⟨

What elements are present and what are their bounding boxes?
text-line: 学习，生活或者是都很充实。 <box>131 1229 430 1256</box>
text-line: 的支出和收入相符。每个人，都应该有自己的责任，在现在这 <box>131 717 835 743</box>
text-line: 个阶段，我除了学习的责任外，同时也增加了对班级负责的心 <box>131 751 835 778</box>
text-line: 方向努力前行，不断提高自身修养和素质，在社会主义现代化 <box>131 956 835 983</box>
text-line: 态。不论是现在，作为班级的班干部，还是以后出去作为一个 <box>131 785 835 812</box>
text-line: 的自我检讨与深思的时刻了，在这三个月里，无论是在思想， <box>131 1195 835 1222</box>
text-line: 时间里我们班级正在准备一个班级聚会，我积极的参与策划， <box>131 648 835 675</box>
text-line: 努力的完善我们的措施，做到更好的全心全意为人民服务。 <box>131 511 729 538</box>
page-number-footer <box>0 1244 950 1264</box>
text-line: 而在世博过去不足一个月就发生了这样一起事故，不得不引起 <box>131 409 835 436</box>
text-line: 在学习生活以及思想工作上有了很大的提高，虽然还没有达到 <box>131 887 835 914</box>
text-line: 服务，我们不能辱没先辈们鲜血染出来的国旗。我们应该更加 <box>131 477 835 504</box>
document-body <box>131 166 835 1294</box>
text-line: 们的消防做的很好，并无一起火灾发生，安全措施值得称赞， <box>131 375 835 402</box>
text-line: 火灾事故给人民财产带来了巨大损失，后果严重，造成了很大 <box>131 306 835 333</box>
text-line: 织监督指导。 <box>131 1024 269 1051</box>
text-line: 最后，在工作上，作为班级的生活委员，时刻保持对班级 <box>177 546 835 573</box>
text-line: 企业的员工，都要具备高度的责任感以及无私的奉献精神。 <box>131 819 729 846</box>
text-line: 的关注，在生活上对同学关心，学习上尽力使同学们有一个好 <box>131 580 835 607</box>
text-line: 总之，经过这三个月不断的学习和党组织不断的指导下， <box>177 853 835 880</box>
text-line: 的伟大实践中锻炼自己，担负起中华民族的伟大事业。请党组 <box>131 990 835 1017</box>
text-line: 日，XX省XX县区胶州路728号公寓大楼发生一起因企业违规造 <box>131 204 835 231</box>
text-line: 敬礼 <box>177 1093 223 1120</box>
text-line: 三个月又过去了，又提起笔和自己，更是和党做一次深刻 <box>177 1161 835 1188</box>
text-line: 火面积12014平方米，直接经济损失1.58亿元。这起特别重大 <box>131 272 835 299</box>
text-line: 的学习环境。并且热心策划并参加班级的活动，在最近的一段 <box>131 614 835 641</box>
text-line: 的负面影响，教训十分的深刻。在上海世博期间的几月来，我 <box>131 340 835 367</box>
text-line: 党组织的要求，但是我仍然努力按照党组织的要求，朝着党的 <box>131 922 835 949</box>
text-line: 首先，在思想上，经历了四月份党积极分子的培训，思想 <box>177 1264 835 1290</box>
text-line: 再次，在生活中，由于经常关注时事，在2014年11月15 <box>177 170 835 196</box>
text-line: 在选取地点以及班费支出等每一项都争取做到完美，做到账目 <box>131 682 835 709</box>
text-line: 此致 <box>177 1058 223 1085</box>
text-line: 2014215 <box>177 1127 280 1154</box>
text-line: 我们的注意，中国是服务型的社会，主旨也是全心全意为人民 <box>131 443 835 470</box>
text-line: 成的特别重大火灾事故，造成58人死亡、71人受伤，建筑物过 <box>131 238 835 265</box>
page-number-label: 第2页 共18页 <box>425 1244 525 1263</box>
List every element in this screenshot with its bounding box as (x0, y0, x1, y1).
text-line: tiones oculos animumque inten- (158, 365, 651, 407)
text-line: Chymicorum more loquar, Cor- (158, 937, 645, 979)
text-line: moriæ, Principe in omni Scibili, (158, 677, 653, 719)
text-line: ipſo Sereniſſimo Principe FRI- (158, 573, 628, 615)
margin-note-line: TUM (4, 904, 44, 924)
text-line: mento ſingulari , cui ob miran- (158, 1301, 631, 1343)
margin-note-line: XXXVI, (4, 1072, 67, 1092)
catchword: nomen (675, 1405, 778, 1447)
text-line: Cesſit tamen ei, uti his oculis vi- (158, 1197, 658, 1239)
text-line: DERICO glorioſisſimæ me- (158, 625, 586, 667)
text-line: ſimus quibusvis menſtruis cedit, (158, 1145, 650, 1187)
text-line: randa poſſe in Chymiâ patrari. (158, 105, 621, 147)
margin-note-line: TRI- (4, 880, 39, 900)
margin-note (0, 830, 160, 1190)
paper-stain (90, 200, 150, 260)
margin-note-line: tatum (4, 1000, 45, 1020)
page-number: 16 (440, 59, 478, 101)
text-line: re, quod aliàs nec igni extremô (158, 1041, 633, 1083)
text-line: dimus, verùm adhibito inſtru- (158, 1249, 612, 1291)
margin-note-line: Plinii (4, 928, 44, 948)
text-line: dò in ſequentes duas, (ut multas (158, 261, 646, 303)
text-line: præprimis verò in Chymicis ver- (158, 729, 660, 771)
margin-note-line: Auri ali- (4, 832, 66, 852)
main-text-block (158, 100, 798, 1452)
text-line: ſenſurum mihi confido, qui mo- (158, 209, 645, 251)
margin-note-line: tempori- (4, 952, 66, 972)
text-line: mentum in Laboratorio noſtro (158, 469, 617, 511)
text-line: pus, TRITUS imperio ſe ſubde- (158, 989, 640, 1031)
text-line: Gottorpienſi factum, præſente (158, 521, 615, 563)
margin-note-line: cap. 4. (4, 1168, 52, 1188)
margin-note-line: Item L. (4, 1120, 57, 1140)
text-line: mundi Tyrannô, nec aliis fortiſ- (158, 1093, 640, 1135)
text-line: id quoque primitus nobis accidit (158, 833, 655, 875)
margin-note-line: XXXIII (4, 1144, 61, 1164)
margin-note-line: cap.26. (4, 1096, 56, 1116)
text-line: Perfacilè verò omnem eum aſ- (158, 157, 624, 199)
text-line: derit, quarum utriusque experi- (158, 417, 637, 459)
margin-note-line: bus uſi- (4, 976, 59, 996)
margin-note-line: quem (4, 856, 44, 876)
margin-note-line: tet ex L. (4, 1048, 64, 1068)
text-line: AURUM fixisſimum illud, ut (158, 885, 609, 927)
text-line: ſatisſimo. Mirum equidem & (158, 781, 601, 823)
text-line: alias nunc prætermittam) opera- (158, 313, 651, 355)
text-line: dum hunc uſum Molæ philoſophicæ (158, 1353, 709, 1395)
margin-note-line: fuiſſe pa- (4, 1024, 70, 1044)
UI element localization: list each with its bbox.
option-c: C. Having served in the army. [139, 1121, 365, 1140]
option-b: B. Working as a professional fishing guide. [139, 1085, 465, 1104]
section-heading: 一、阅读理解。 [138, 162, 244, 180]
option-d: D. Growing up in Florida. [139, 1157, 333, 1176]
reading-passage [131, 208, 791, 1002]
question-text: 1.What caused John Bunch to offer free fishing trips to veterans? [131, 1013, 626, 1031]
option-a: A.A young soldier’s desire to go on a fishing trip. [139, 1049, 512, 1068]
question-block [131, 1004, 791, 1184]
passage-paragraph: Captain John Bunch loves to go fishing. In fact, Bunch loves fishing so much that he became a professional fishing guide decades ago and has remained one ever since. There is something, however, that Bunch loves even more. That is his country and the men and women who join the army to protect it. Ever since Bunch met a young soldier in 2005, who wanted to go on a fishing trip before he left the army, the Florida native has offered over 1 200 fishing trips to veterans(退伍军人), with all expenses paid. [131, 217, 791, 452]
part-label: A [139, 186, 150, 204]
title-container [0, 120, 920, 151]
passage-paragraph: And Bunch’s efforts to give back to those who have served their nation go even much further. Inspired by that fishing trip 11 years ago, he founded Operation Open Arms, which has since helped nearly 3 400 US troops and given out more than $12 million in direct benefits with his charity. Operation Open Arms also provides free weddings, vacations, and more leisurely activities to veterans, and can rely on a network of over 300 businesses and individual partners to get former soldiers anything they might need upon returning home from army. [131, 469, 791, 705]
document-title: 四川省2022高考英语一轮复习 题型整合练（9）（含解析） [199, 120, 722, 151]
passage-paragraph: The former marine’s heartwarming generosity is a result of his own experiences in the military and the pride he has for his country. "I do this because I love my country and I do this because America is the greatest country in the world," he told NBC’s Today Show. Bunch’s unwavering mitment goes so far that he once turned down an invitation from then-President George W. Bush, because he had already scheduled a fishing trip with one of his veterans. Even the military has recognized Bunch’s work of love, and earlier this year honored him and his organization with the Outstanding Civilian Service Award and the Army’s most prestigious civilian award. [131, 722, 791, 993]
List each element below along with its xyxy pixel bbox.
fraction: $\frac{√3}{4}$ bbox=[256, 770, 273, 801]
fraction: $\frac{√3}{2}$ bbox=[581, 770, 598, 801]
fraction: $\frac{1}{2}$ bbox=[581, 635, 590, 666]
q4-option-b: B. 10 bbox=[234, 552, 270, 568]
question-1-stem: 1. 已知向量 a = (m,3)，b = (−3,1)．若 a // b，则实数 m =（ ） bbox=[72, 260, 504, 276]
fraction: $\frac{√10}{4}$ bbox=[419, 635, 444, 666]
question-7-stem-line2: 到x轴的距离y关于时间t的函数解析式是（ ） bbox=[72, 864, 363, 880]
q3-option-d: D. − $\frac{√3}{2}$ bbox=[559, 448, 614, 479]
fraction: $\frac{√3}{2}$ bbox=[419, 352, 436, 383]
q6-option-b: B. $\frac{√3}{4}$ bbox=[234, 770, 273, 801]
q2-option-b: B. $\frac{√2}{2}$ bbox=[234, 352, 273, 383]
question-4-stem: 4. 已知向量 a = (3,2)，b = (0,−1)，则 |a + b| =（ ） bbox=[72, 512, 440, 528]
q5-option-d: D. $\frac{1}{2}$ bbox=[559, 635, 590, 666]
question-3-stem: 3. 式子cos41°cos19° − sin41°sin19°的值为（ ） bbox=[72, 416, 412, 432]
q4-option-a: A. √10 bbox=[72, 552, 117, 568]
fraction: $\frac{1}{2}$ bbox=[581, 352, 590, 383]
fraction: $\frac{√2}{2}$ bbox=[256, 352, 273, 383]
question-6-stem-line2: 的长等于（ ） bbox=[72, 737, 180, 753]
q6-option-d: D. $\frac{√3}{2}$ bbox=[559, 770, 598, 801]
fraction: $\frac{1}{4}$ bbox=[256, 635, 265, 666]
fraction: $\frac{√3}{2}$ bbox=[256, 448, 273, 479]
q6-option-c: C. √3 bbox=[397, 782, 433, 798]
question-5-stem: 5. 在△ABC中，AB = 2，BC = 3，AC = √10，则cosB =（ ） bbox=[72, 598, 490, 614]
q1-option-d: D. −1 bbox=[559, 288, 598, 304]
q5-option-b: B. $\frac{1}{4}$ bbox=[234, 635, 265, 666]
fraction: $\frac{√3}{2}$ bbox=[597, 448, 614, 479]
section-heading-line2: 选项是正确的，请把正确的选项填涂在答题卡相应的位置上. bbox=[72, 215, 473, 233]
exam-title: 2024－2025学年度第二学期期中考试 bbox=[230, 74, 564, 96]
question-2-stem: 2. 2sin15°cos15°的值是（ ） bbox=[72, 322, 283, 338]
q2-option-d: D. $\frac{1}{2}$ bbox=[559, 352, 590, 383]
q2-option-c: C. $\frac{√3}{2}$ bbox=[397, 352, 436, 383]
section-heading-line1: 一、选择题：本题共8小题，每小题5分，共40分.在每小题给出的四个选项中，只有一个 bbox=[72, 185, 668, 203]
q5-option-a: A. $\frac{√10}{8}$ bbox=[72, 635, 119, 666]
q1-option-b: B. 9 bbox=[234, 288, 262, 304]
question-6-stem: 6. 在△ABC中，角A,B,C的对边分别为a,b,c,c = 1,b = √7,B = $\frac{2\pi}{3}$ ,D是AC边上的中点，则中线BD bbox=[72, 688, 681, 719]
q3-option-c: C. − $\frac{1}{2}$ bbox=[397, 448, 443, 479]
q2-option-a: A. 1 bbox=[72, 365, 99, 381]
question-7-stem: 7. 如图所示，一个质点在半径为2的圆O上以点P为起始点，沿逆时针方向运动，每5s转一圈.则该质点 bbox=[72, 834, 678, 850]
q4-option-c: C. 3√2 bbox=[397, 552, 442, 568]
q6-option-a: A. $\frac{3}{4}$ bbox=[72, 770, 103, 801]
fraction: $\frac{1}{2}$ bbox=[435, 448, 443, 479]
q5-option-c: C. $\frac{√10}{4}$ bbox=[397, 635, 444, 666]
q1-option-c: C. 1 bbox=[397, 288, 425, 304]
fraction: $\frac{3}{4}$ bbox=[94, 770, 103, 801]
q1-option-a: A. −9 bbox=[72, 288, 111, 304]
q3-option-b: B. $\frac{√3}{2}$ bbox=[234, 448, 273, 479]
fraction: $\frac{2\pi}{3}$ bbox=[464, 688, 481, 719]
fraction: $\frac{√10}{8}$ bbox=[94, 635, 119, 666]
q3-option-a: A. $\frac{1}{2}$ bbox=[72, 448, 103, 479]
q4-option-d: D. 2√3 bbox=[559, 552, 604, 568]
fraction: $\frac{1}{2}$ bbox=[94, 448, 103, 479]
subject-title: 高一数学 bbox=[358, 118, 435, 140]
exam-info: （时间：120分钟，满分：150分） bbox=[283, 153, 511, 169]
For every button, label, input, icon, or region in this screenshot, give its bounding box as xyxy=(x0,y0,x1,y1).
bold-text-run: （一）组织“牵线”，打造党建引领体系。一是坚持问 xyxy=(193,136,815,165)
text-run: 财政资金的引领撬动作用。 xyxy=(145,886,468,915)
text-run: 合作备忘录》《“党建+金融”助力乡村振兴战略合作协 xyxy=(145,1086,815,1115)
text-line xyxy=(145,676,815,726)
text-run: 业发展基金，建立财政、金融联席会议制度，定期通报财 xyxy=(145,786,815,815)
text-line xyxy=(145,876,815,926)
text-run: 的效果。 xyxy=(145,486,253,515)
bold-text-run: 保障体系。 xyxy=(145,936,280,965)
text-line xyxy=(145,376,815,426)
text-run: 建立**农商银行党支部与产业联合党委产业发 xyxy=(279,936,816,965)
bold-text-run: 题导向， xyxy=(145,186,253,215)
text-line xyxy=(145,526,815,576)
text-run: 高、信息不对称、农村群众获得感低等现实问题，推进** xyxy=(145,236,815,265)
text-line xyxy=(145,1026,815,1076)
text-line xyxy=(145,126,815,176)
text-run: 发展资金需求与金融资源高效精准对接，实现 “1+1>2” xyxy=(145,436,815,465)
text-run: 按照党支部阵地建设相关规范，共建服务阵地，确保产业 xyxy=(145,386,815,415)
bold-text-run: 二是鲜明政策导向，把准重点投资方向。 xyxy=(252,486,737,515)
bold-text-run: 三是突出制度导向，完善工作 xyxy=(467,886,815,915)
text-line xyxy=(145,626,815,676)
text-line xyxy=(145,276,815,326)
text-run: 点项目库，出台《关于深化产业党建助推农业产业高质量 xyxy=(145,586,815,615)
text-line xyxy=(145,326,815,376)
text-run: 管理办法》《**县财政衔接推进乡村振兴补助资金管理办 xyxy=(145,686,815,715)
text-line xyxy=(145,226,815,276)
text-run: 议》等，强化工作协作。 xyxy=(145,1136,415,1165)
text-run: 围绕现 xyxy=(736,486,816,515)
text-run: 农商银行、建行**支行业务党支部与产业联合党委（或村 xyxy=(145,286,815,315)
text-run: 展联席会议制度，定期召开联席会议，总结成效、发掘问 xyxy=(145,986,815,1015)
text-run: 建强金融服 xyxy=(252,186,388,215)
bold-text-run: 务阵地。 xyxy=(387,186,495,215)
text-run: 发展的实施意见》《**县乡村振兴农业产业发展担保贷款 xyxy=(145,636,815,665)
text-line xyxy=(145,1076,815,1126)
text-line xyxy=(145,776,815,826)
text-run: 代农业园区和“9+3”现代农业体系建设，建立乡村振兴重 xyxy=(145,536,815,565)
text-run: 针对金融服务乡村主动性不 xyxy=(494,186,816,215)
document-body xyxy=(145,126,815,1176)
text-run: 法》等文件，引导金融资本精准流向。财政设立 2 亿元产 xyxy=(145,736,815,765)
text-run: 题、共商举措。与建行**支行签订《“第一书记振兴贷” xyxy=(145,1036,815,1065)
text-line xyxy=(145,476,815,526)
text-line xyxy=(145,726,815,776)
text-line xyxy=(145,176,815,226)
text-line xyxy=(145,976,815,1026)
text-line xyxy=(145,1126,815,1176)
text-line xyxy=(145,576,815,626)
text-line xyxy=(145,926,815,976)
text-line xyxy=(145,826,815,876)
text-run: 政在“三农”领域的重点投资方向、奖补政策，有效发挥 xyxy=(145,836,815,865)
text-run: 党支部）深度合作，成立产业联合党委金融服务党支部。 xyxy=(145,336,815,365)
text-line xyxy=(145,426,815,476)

⟩

**GIVEN INSTRUCTION**
Print the entries word for word, from the very first line up to and including the line with "text-line: 态。不论是现在，作为班级的班干部，还是以后出去作为一个 <box>131".

**TASK OUTPUT**
What elements are present and what are their bounding boxes?
text-line: 学习，生活或者是都很充实。 <box>131 1229 430 1256</box>
text-line: 的支出和收入相符。每个人，都应该有自己的责任，在现在这 <box>131 717 835 743</box>
text-line: 个阶段，我除了学习的责任外，同时也增加了对班级负责的心 <box>131 751 835 778</box>
text-line: 方向努力前行，不断提高自身修养和素质，在社会主义现代化 <box>131 956 835 983</box>
text-line: 态。不论是现在，作为班级的班干部，还是以后出去作为一个 <box>131 785 835 812</box>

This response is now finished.